Extracted text: Begin

Re-approved after retargeting to dev (gitflow compliance). Ready to merge.

Extracted text: End
Provided records: Begin

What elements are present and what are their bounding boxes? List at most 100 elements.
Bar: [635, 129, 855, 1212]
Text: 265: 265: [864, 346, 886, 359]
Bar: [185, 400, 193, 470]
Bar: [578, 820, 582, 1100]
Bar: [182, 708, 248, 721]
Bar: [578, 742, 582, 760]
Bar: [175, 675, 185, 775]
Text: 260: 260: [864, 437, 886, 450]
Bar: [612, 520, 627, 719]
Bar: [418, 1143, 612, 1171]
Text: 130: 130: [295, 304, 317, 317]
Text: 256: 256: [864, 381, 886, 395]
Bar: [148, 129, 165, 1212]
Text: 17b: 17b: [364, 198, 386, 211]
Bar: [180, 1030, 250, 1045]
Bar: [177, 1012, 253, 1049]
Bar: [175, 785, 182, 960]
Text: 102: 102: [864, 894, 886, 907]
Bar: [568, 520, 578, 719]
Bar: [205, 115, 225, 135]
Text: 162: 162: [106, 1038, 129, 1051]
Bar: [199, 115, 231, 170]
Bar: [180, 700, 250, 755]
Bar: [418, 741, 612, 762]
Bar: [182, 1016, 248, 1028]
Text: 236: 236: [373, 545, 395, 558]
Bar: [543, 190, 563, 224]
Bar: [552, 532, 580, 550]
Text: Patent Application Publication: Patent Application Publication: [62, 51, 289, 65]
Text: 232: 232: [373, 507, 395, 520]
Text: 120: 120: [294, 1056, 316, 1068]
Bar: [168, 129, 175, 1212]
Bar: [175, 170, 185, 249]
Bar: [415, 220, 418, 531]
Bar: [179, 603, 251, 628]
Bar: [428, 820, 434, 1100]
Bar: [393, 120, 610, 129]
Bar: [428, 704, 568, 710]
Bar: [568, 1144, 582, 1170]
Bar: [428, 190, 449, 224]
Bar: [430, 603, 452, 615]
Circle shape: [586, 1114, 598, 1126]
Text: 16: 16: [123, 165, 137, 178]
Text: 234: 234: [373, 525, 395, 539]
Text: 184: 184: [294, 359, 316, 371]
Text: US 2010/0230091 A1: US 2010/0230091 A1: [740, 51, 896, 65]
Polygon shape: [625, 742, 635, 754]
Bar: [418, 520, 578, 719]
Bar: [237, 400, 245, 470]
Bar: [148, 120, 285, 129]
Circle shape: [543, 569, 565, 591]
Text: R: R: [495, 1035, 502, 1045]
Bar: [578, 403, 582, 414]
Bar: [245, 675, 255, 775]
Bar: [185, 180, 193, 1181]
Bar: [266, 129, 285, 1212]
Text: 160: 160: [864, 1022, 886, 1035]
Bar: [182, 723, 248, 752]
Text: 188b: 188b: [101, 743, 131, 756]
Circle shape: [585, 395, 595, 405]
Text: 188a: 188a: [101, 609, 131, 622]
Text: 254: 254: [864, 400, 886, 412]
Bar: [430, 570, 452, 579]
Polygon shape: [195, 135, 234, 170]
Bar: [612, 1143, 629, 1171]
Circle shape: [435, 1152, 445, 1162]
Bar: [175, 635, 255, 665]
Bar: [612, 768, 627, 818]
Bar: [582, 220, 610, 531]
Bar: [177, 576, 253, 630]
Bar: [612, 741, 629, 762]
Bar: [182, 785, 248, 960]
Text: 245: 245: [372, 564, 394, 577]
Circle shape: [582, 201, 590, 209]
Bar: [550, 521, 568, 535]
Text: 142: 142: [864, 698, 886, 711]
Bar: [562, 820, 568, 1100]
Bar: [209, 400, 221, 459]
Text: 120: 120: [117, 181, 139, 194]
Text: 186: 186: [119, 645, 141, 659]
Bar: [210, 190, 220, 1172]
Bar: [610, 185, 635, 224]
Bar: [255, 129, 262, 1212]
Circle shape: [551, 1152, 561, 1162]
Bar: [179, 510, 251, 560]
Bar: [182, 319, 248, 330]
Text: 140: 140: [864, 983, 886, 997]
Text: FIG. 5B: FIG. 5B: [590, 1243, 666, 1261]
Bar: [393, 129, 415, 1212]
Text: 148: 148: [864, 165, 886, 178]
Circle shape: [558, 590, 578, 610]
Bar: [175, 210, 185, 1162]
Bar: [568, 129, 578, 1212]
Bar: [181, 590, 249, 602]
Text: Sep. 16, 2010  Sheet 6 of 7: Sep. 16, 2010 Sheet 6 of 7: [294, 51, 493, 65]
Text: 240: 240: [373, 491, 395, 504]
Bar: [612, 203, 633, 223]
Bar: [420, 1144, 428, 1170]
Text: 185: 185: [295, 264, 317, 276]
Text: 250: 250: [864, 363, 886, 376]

Provided records: End

→ **Your objective**: Decide whether each statement agrees with the approval comment, and answer yes or no, quoting the words that decide it: (a) the change was retargeted to dev; (b) the comment connects the retargeting to gitflow compliance; (c) the comment says the change is not yet ready to merge.

→ **Exercise response**:
(a) Yes: "retargeting to dev"
(b) Yes: "(gitflow compliance)"
(c) No: "Ready to merge."